[begin DATA TO USE]

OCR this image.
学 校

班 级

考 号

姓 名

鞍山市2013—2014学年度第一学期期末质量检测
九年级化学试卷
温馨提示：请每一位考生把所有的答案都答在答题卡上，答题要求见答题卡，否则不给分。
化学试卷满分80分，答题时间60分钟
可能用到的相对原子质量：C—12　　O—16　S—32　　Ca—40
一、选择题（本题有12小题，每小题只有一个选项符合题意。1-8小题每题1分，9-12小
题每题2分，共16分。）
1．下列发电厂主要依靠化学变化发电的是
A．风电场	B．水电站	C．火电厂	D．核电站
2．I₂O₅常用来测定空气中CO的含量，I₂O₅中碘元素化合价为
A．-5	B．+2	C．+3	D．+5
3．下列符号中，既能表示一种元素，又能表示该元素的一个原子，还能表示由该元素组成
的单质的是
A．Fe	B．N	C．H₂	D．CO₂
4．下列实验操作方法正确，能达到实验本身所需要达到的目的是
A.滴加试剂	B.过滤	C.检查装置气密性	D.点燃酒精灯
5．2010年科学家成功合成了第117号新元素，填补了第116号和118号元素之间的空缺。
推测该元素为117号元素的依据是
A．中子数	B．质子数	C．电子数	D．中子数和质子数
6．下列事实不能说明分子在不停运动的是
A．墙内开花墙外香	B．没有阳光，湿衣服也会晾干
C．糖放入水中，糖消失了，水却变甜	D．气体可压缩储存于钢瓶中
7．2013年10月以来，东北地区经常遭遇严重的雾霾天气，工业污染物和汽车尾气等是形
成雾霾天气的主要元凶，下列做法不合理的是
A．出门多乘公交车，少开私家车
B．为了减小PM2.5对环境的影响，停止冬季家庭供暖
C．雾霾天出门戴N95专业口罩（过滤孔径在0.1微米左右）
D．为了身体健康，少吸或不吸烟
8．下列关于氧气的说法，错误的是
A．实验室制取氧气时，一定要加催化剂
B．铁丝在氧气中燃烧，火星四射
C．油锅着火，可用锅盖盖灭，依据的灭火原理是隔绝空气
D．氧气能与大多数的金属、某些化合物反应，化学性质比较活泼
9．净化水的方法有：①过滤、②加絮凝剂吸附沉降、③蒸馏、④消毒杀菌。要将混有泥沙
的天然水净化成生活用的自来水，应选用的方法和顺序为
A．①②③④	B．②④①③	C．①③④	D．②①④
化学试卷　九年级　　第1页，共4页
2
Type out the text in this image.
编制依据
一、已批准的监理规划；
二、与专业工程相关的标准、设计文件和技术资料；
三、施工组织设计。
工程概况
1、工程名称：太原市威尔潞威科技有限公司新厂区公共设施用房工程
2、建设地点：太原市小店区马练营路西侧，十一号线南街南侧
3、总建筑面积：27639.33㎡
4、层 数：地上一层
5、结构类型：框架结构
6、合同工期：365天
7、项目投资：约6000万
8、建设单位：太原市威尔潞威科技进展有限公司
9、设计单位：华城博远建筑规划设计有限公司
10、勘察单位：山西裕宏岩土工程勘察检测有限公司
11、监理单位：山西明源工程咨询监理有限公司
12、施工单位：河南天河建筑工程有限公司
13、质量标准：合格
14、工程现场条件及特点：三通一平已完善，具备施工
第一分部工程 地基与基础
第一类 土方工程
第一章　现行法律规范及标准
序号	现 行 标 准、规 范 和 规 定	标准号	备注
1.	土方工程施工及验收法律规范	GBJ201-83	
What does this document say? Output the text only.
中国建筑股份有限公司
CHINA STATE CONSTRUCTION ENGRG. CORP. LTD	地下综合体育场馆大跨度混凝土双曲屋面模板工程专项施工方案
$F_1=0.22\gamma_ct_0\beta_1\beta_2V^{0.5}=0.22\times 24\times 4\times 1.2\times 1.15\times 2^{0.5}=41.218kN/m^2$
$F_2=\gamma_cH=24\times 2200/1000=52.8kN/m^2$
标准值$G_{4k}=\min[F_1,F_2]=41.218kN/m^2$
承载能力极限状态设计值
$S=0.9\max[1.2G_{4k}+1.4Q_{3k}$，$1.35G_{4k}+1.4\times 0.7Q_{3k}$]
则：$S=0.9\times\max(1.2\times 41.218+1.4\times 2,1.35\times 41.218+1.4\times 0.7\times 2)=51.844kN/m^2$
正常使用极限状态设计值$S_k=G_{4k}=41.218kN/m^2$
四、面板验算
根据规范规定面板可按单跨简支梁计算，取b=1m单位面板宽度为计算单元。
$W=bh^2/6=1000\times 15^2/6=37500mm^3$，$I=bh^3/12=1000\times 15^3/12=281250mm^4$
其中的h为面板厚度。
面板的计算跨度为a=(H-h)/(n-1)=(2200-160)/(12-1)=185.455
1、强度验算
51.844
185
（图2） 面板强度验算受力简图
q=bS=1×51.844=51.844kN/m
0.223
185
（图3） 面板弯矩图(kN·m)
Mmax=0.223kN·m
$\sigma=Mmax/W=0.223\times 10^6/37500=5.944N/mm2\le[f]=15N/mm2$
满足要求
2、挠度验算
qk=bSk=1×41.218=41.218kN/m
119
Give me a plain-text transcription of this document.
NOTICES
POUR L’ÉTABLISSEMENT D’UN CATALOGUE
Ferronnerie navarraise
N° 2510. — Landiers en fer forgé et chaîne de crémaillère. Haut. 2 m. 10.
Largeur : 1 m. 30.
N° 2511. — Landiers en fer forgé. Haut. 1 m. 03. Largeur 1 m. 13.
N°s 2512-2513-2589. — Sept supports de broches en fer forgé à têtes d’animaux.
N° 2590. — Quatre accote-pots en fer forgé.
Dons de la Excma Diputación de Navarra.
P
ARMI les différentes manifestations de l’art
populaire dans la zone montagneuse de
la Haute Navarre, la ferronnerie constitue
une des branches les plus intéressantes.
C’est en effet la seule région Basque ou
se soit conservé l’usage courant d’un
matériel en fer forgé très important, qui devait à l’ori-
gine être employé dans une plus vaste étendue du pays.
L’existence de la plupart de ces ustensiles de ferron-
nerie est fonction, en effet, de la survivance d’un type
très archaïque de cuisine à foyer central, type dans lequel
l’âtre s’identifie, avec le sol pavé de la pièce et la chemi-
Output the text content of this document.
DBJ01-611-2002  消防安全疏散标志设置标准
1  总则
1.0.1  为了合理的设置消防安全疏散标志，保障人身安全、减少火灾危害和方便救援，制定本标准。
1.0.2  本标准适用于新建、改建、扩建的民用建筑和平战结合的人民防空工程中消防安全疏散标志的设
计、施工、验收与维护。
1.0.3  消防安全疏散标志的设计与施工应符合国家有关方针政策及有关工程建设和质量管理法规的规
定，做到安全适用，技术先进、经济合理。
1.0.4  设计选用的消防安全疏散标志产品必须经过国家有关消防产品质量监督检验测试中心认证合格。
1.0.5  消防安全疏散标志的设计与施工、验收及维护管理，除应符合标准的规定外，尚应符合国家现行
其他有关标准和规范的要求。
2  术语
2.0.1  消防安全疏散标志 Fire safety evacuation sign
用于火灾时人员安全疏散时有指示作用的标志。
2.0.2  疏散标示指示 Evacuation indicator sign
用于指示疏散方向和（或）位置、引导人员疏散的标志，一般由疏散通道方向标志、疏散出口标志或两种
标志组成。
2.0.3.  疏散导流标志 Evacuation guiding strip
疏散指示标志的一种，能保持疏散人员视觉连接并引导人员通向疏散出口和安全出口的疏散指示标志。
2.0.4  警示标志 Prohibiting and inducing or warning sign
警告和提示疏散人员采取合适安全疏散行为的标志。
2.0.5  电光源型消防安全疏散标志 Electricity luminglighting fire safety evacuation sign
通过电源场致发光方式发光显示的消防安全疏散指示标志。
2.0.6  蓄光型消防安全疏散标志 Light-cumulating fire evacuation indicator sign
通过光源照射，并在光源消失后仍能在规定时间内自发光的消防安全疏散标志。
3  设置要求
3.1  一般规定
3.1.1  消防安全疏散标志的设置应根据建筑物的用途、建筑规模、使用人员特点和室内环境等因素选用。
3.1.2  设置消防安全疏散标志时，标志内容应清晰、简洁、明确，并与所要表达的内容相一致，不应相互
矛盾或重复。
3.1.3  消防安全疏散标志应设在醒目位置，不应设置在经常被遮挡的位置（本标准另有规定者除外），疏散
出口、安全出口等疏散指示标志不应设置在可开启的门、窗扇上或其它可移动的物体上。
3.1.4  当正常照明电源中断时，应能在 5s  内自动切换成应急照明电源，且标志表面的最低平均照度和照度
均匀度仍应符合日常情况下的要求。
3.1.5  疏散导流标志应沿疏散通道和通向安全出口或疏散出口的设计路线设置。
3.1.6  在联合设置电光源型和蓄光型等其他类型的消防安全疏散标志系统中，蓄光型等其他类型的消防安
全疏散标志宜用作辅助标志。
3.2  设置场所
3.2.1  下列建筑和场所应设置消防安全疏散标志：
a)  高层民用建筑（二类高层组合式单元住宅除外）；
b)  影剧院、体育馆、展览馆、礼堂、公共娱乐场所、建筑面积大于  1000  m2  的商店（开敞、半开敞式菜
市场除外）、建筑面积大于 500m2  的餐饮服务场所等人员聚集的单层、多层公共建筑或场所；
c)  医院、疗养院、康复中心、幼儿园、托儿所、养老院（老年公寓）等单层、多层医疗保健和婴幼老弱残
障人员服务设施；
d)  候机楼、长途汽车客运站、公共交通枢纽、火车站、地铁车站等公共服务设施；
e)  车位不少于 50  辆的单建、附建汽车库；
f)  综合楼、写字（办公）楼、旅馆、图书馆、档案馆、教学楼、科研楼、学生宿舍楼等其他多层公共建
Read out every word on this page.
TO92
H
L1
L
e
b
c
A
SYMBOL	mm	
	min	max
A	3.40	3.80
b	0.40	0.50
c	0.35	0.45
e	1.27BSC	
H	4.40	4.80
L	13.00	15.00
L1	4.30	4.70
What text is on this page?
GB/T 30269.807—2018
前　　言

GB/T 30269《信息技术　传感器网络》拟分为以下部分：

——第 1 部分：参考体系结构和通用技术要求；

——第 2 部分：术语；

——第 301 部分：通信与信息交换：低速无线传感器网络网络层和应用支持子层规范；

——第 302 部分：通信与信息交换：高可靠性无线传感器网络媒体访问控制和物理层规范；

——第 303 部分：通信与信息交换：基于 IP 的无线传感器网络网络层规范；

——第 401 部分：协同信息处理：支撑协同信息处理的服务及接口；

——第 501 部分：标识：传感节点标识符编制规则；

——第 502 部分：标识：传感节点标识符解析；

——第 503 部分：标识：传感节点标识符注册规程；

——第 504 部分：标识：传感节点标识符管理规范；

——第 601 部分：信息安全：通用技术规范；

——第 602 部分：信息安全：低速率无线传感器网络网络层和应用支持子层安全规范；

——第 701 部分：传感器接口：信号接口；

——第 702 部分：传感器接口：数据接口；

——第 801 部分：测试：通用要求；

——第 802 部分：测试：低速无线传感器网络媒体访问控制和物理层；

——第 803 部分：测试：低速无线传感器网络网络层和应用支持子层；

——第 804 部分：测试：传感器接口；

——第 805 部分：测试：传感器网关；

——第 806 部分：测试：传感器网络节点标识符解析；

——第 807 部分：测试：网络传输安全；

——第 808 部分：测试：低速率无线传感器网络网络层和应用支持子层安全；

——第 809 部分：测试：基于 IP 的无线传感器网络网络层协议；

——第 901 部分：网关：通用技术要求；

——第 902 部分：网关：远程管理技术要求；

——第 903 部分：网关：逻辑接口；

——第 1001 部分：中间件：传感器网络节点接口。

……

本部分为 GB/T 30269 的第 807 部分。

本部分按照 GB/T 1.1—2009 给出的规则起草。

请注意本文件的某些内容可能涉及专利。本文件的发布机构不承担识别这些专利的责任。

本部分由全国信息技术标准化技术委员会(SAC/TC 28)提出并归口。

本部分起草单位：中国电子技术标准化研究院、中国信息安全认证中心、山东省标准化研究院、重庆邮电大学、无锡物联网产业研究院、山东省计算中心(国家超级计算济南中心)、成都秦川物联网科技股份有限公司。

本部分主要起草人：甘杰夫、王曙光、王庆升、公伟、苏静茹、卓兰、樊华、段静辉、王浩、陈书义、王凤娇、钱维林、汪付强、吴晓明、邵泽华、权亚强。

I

[end DATA TO USE]

[OBJECTIVE]:
From the listing above, pick out every line containing "document".

[THE COMPLETED TASK]:
What does this document say? Output the text only.
Give me a plain-text transcription of this document.
Output the text content of this document.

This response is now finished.